▶ **Exercise description**: Locate each line below that includes "avatar" and reproduce it.
* * * * *
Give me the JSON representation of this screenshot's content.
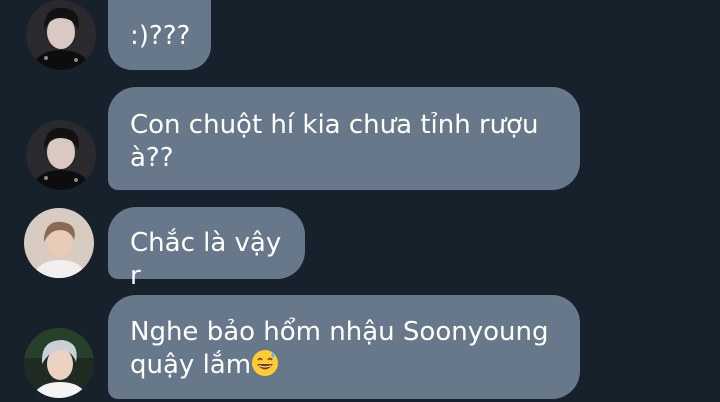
{
  "colors": {
    "background": "#17212b",
    "bubble": "#66788a",
    "text": "#ffffff"
  },
  "messages": [
    {
      "avatar": "avatar-user-1",
      "text": ":)???"
    },
    {
      "avatar": "avatar-user-1",
      "lines": [
        "Con chuột hí kia chưa tỉnh rượu",
        "à??"
      ]
    },
    {
      "avatar": "avatar-user-2",
      "text": "Chắc là vậy r"
    },
    {
      "avatar": "avatar-user-3",
      "lines": [
        "Nghe bảo hổm nhậu Soonyoung",
        "quậy lắm"
      ],
      "emoji": "grinning-sweat-emoji"
    }
  ]
}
* * * * *
▶ **Result**:
      "avatar": "avatar-user-1",
      "avatar": "avatar-user-1",
      "avatar": "avatar-user-2",
      "avatar": "avatar-user-3",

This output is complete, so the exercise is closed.